■ Dataset records
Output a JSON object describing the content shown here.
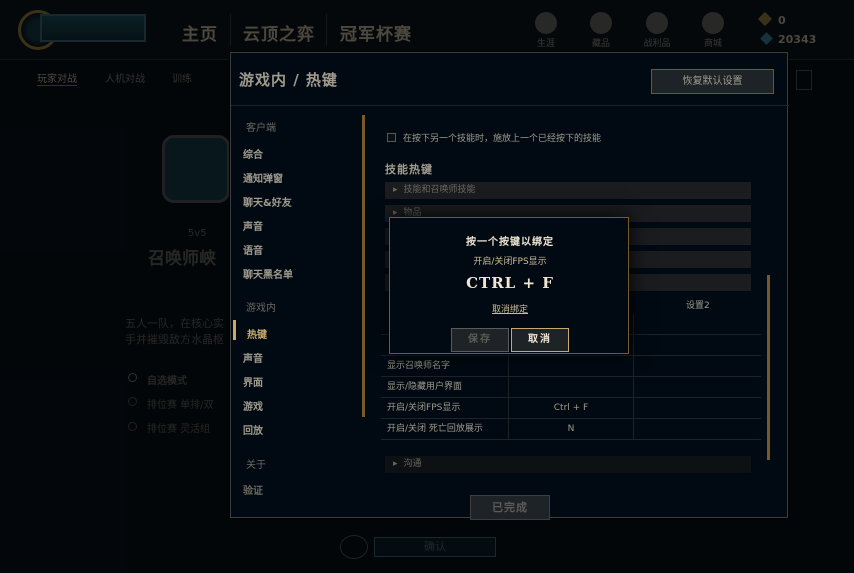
{
  "topbar": {
    "nav": [
      "主页",
      "云顶之弈",
      "冠军杯赛"
    ],
    "icons": [
      {
        "name": "profile-icon",
        "label": "生涯"
      },
      {
        "name": "collection-icon",
        "label": "藏品"
      },
      {
        "name": "battle-pass-icon",
        "label": "战利品"
      },
      {
        "name": "store-icon",
        "label": "商城"
      }
    ],
    "currency": {
      "rp": "0",
      "be": "20343"
    }
  },
  "subnav": [
    "玩家对战",
    "人机对战",
    "训练"
  ],
  "background": {
    "mode": "5v5",
    "map": "召唤师峡",
    "desc_line1": "五人一队，在核心实",
    "desc_line2": "手并摧毁敌方水晶枢",
    "opt1": "自选模式",
    "opt2": "排位赛 单排/双",
    "opt3": "排位赛 灵活组",
    "confirm": "确认"
  },
  "settings": {
    "title": "游戏内 / 热键",
    "restore": "恢复默认设置",
    "client_group": "客户端",
    "client_items": [
      "综合",
      "通知弹窗",
      "聊天&好友",
      "声音",
      "语音",
      "聊天黑名单"
    ],
    "game_group": "游戏内",
    "game_items": [
      "热键",
      "声音",
      "界面",
      "游戏",
      "回放"
    ],
    "about_group": "关于",
    "about_items": [
      "验证"
    ],
    "checkbox_label": "在按下另一个技能时，施放上一个已经按下的技能",
    "section": "技能热键",
    "rows": [
      "技能和召唤师技能",
      "物品",
      "",
      "",
      ""
    ],
    "col_header2": "设置2",
    "hk_rows": [
      {
        "action": "",
        "key1": "",
        "key2": ""
      },
      {
        "action": "",
        "key1": "",
        "key2": ""
      },
      {
        "action": "显示召唤师名字",
        "key1": "",
        "key2": ""
      },
      {
        "action": "显示/隐藏用户界面",
        "key1": "",
        "key2": ""
      },
      {
        "action": "开启/关闭FPS显示",
        "key1": "Ctrl + F",
        "key2": ""
      },
      {
        "action": "开启/关闭 死亡回放展示",
        "key1": "N",
        "key2": ""
      }
    ],
    "chat_row": "沟通",
    "done": "已完成"
  },
  "bind": {
    "title": "按一个按键以绑定",
    "action": "开启/关闭FPS显示",
    "key": "CTRL + F",
    "unbind": "取消绑定",
    "save": "保存",
    "cancel": "取消"
  }
}
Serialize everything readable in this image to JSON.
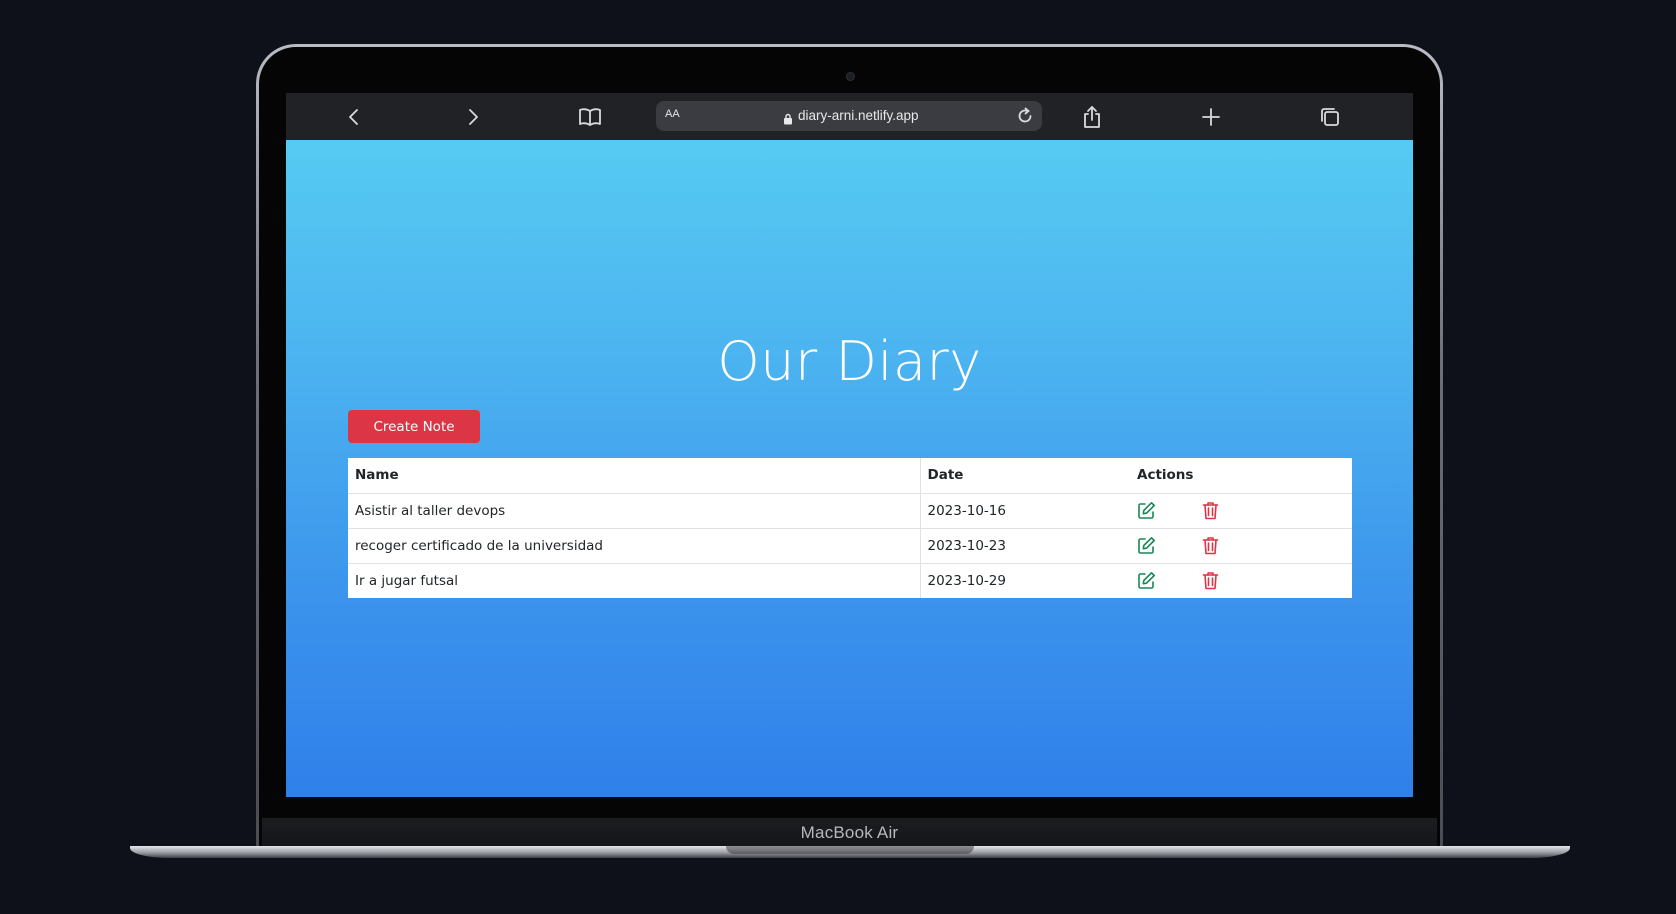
{
  "device": {
    "label": "MacBook Air"
  },
  "browser": {
    "text_size_label": "AA",
    "url": "diary-arni.netlify.app",
    "icons": [
      "back-icon",
      "forward-icon",
      "bookmarks-icon",
      "lock-icon",
      "reload-icon",
      "share-icon",
      "new-tab-icon",
      "tabs-icon"
    ]
  },
  "page": {
    "title": "Our Diary",
    "create_button": "Create Note",
    "colors": {
      "gradient_top": "#56cbf2",
      "gradient_bottom": "#2f80ea",
      "danger": "#dc3545",
      "success": "#198754"
    },
    "table": {
      "headers": {
        "name": "Name",
        "date": "Date",
        "actions": "Actions"
      },
      "rows": [
        {
          "name": "Asistir al taller devops",
          "date": "2023-10-16"
        },
        {
          "name": "recoger certificado de la universidad",
          "date": "2023-10-23"
        },
        {
          "name": "Ir a jugar futsal",
          "date": "2023-10-29"
        }
      ]
    }
  }
}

■ Aim of the task
Pictures in the data above should not be copied; transcribe everything else exactly.

■ Finished task
Output a JSON object describing the content shown here.
{
  "topbar": {
    "nav": [
      "主页",
      "云顶之弈",
      "冠军杯赛"
    ],
    "icons": [
      {
        "name": "profile-icon",
        "label": "生涯"
      },
      {
        "name": "collection-icon",
        "label": "藏品"
      },
      {
        "name": "battle-pass-icon",
        "label": "战利品"
      },
      {
        "name": "store-icon",
        "label": "商城"
      }
    ],
    "currency": {
      "rp": "0",
      "be": "20343"
    }
  },
  "subnav": [
    "玩家对战",
    "人机对战",
    "训练"
  ],
  "background": {
    "mode": "5v5",
    "map": "召唤师峡",
    "desc_line1": "五人一队，在核心实",
    "desc_line2": "手并摧毁敌方水晶枢",
    "opt1": "自选模式",
    "opt2": "排位赛 单排/双",
    "opt3": "排位赛 灵活组",
    "confirm": "确认"
  },
  "settings": {
    "title": "游戏内 / 热键",
    "restore": "恢复默认设置",
    "client_group": "客户端",
    "client_items": [
      "综合",
      "通知弹窗",
      "聊天&好友",
      "声音",
      "语音",
      "聊天黑名单"
    ],
    "game_group": "游戏内",
    "game_items": [
      "热键",
      "声音",
      "界面",
      "游戏",
      "回放"
    ],
    "about_group": "关于",
    "about_items": [
      "验证"
    ],
    "checkbox_label": "在按下另一个技能时，施放上一个已经按下的技能",
    "section": "技能热键",
    "rows": [
      "技能和召唤师技能",
      "物品",
      "",
      "",
      ""
    ],
    "col_header2": "设置2",
    "hk_rows": [
      {
        "action": "",
        "key1": "",
        "key2": ""
      },
      {
        "action": "",
        "key1": "",
        "key2": ""
      },
      {
        "action": "显示召唤师名字",
        "key1": "",
        "key2": ""
      },
      {
        "action": "显示/隐藏用户界面",
        "key1": "",
        "key2": ""
      },
      {
        "action": "开启/关闭FPS显示",
        "key1": "Ctrl + F",
        "key2": ""
      },
      {
        "action": "开启/关闭 死亡回放展示",
        "key1": "N",
        "key2": ""
      }
    ],
    "chat_row": "沟通",
    "done": "已完成"
  },
  "bind": {
    "title": "按一个按键以绑定",
    "action": "开启/关闭FPS显示",
    "key": "CTRL + F",
    "unbind": "取消绑定",
    "save": "保存",
    "cancel": "取消"
  }
}
Serialize everything readable in this image to JSON.
{
  "device": {
    "label": "MacBook Air"
  },
  "browser": {
    "text_size_label": "AA",
    "url": "diary-arni.netlify.app",
    "icons": [
      "back-icon",
      "forward-icon",
      "bookmarks-icon",
      "lock-icon",
      "reload-icon",
      "share-icon",
      "new-tab-icon",
      "tabs-icon"
    ]
  },
  "page": {
    "title": "Our Diary",
    "create_button": "Create Note",
    "colors": {
      "gradient_top": "#56cbf2",
      "gradient_bottom": "#2f80ea",
      "danger": "#dc3545",
      "success": "#198754"
    },
    "table": {
      "headers": {
        "name": "Name",
        "date": "Date",
        "actions": "Actions"
      },
      "rows": [
        {
          "name": "Asistir al taller devops",
          "date": "2023-10-16"
        },
        {
          "name": "recoger certificado de la universidad",
          "date": "2023-10-23"
        },
        {
          "name": "Ir a jugar futsal",
          "date": "2023-10-29"
        }
      ]
    }
  }
}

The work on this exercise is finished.